Exercise instructions –
Reproduce the records. Keep every word exact and include no images.

Material provided –

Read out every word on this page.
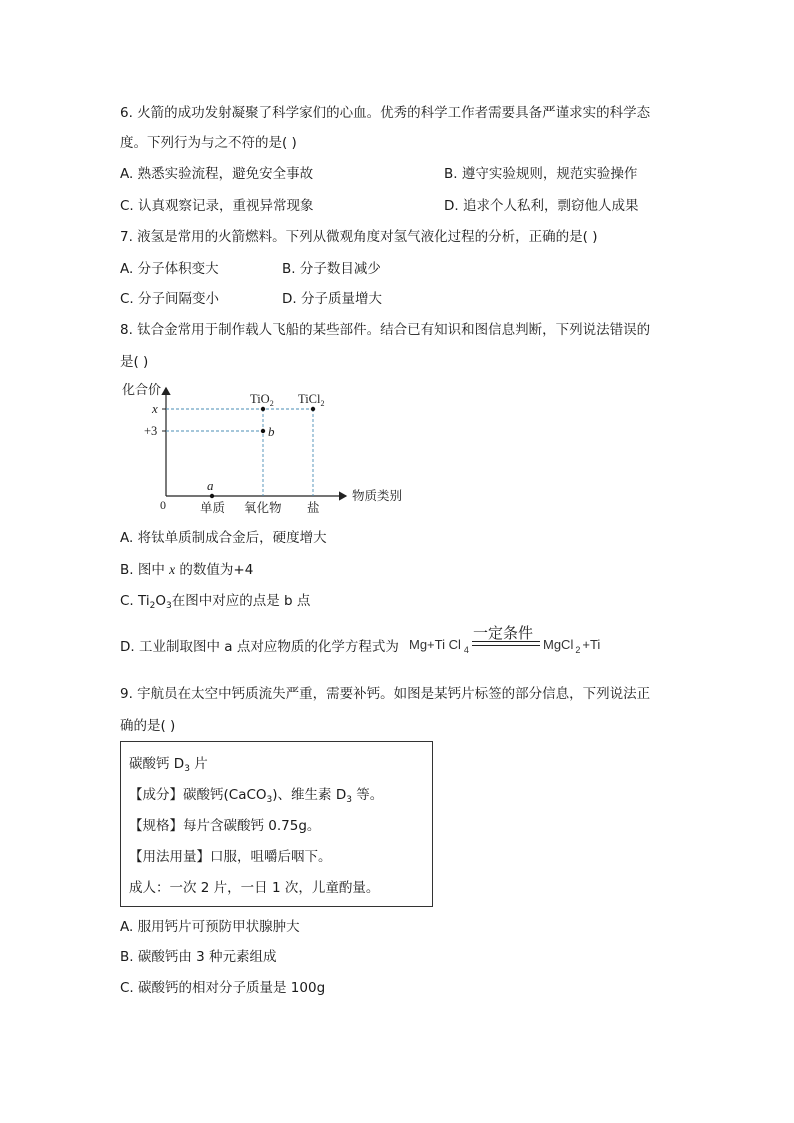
6. 火箭的成功发射凝聚了科学家们的心血。优秀的科学工作者需要具备严谨求实的科学态
度。下列行为与之不符的是( )
A. 熟悉实验流程，避免安全事故	B. 遵守实验规则，规范实验操作
C. 认真观察记录，重视异常现象	D. 追求个人私利，剽窃他人成果
7. 液氢是常用的火箭燃料。下列从微观角度对氢气液化过程的分析，正确的是( )
A. 分子体积变大	B. 分子数目减少
C. 分子间隔变小	D. 分子质量增大
8. 钛合金常用于制作载人飞船的某些部件。结合已有知识和图信息判断，下列说法错误的
是( )
化合价
物质类别
0
x
+3
TiO$_2$ TiCl$_2$
b
a
单质 氧化物 盐
A. 将钛单质制成合金后，硬度增大
B. 图中 x 的数值为+4
C. $Ti_2O_3$在图中对应的点是 b 点
D. 工业制取图中 a 点对应物质的化学方程式为 Mg+Ti Cl $_4$
一定条件
MgCl $_2$ +Ti
9. 宇航员在太空中钙质流失严重，需要补钙。如图是某钙片标签的部分信息，下列说法正
确的是( )
碳酸钙 $D_3$ 片
【成分】碳酸钙(CaCO$_3$)、维生素 $D_3$ 等。
【规格】每片含碳酸钙 0.75g。
【用法用量】口服，咀嚼后咽下。
成人：一次 2 片，一日 1 次，儿童酌量。
A. 服用钙片可预防甲状腺肿大
B. 碳酸钙由 3 种元素组成
C. 碳酸钙的相对分子质量是 100g
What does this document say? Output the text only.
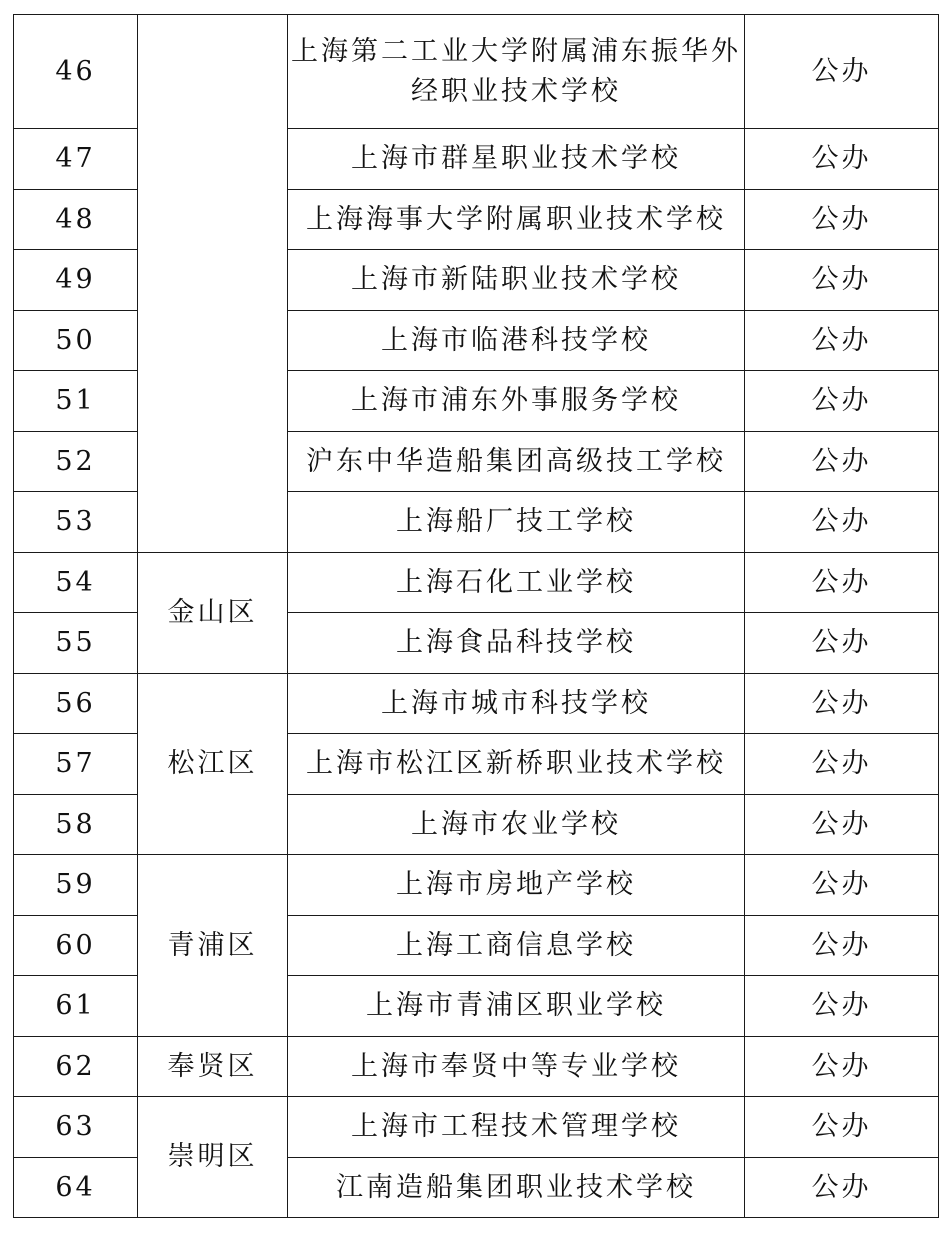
46		上海第二工业大学附属浦东振华外经职业技术学校	公办
47		上海市群星职业技术学校	公办
48		上海海事大学附属职业技术学校	公办
49		上海市新陆职业技术学校	公办
50		上海市临港科技学校	公办
51		上海市浦东外事服务学校	公办
52		沪东中华造船集团高级技工学校	公办
53		上海船厂技工学校	公办
54	金山区	上海石化工业学校	公办
55		上海食品科技学校	公办
56	松江区	上海市城市科技学校	公办
57		上海市松江区新桥职业技术学校	公办
58		上海市农业学校	公办
59	青浦区	上海市房地产学校	公办
60		上海工商信息学校	公办
61		上海市青浦区职业学校	公办
62	奉贤区	上海市奉贤中等专业学校	公办
63	崇明区	上海市工程技术管理学校	公办
64		江南造船集团职业技术学校	公办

Final result –
Read out every word on this page.
6. 火箭的成功发射凝聚了科学家们的心血。优秀的科学工作者需要具备严谨求实的科学态
度。下列行为与之不符的是( )
A. 熟悉实验流程，避免安全事故	B. 遵守实验规则，规范实验操作
C. 认真观察记录，重视异常现象	D. 追求个人私利，剽窃他人成果
7. 液氢是常用的火箭燃料。下列从微观角度对氢气液化过程的分析，正确的是( )
A. 分子体积变大	B. 分子数目减少
C. 分子间隔变小	D. 分子质量增大
8. 钛合金常用于制作载人飞船的某些部件。结合已有知识和图信息判断，下列说法错误的
是( )
化合价
物质类别
0
x
+3
TiO$_2$ TiCl$_2$
b
a
单质 氧化物 盐
A. 将钛单质制成合金后，硬度增大
B. 图中 x 的数值为+4
C. $Ti_2O_3$在图中对应的点是 b 点
D. 工业制取图中 a 点对应物质的化学方程式为 Mg+Ti Cl $_4$
一定条件
MgCl $_2$ +Ti
9. 宇航员在太空中钙质流失严重，需要补钙。如图是某钙片标签的部分信息，下列说法正
确的是( )
碳酸钙 $D_3$ 片
【成分】碳酸钙(CaCO$_3$)、维生素 $D_3$ 等。
【规格】每片含碳酸钙 0.75g。
【用法用量】口服，咀嚼后咽下。
成人：一次 2 片，一日 1 次，儿童酌量。
A. 服用钙片可预防甲状腺肿大
B. 碳酸钙由 3 种元素组成
C. 碳酸钙的相对分子质量是 100g
What does this document say? Output the text only.
46		上海第二工业大学附属浦东振华外经职业技术学校	公办
47		上海市群星职业技术学校	公办
48		上海海事大学附属职业技术学校	公办
49		上海市新陆职业技术学校	公办
50		上海市临港科技学校	公办
51		上海市浦东外事服务学校	公办
52		沪东中华造船集团高级技工学校	公办
53		上海船厂技工学校	公办
54	金山区	上海石化工业学校	公办
55		上海食品科技学校	公办
56	松江区	上海市城市科技学校	公办
57		上海市松江区新桥职业技术学校	公办
58		上海市农业学校	公办
59	青浦区	上海市房地产学校	公办
60		上海工商信息学校	公办
61		上海市青浦区职业学校	公办
62	奉贤区	上海市奉贤中等专业学校	公办
63	崇明区	上海市工程技术管理学校	公办
64		江南造船集团职业技术学校	公办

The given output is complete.